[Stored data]
>> begin

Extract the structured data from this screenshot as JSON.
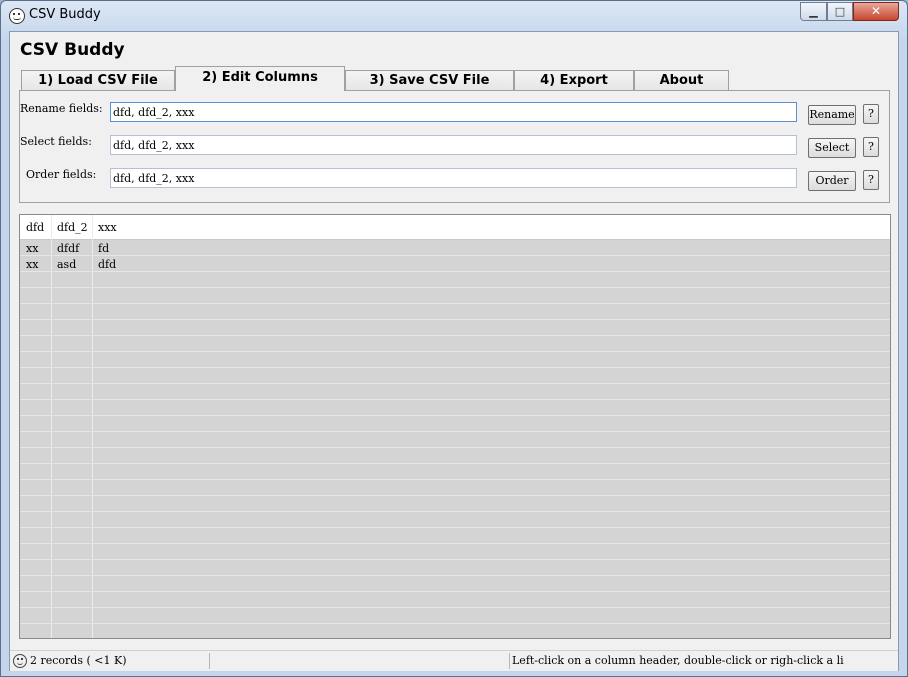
{
  "window": {
    "title": "CSV Buddy"
  },
  "app": {
    "heading": "CSV Buddy"
  },
  "tabs": [
    {
      "label": "1) Load CSV File"
    },
    {
      "label": "2) Edit Columns"
    },
    {
      "label": "3) Save CSV File"
    },
    {
      "label": "4) Export"
    },
    {
      "label": "About"
    }
  ],
  "active_tab": "2) Edit Columns",
  "fields": {
    "rename": {
      "label": "Rename fields:",
      "value": "dfd, dfd_2, xxx",
      "button": "Rename",
      "help": "?"
    },
    "select": {
      "label": "Select fields:",
      "value": "dfd, dfd_2, xxx",
      "button": "Select",
      "help": "?"
    },
    "order": {
      "label": "Order fields:",
      "value": "dfd, dfd_2, xxx",
      "button": "Order",
      "help": "?"
    }
  },
  "table": {
    "columns": [
      "dfd",
      "dfd_2",
      "xxx"
    ],
    "rows": [
      [
        "xx",
        "dfdf",
        "fd"
      ],
      [
        "xx",
        "asd",
        "dfd"
      ]
    ]
  },
  "status": {
    "records": "2 records ( <1 K)",
    "hint": "Left-click on a column header, double-click or righ-click a li"
  }
}
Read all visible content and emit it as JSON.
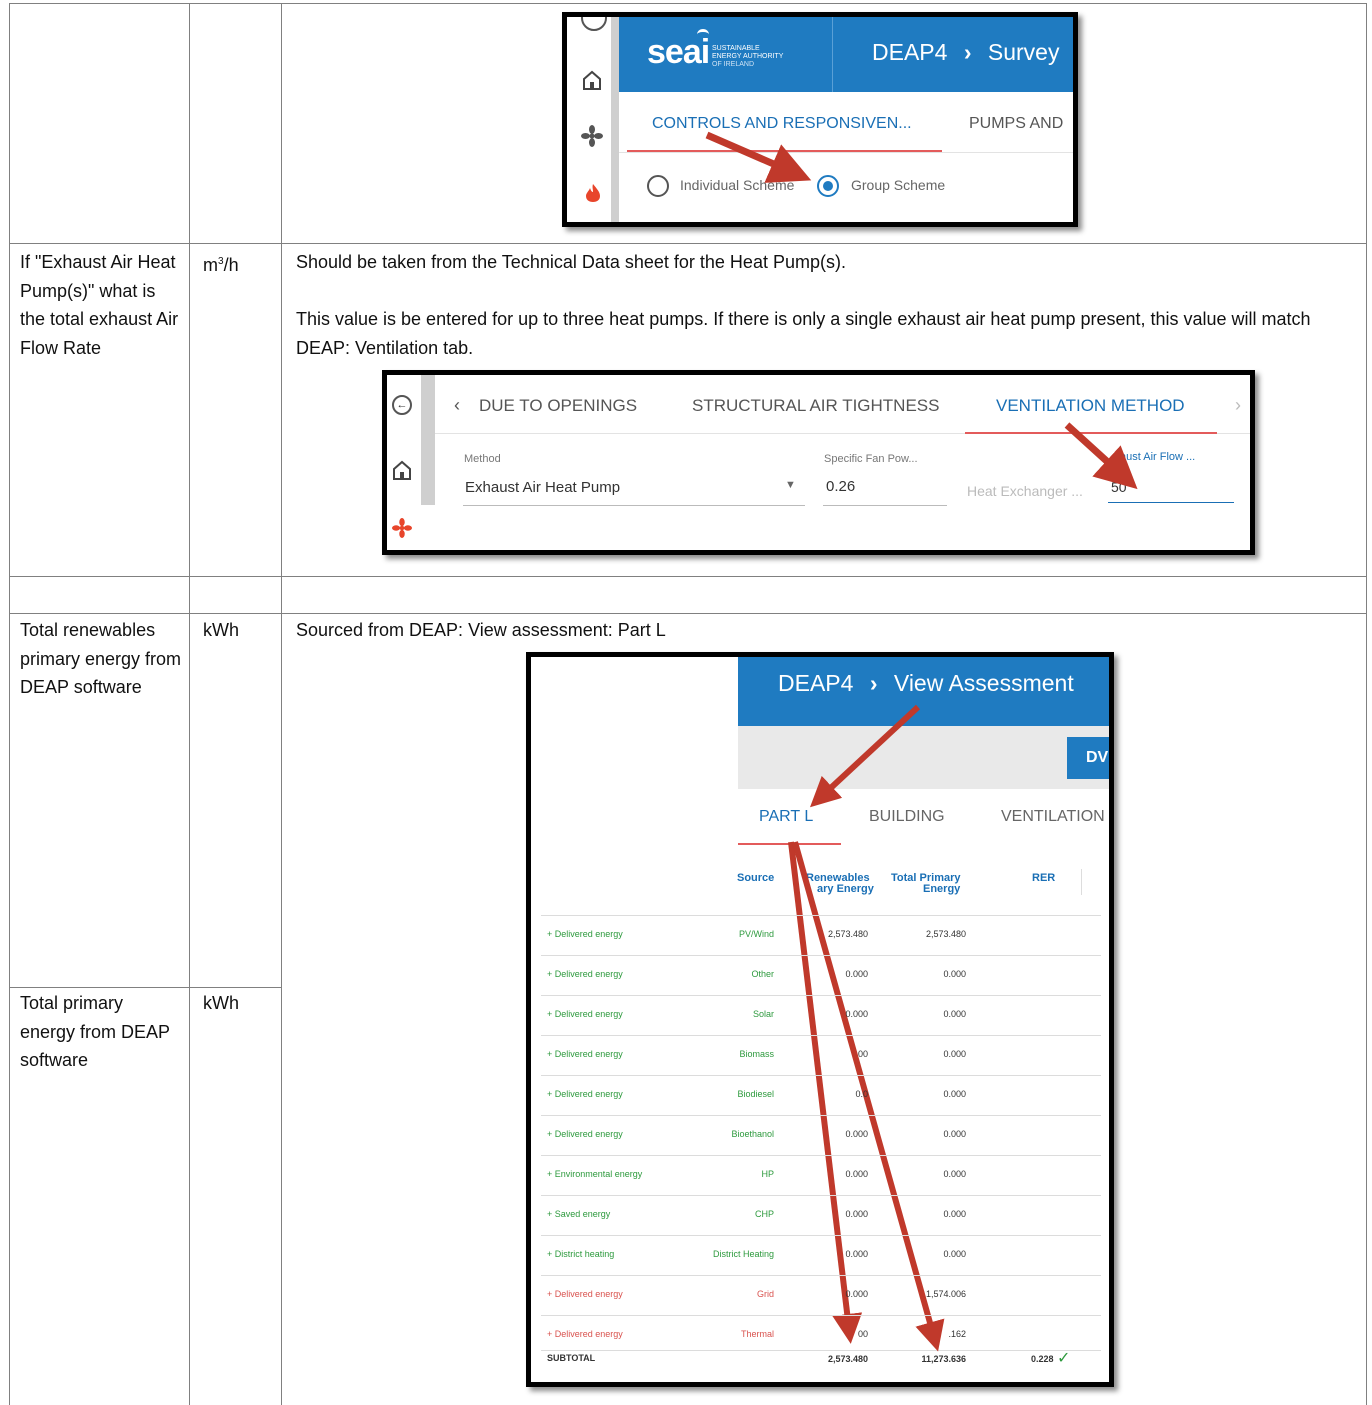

>> end

=== Work to complete ===
Reproduce each line of the material containing the word "JSON".

=== The response ===
Extract the structured data from this screenshot as JSON.
Read all visible content and emit it as JSON.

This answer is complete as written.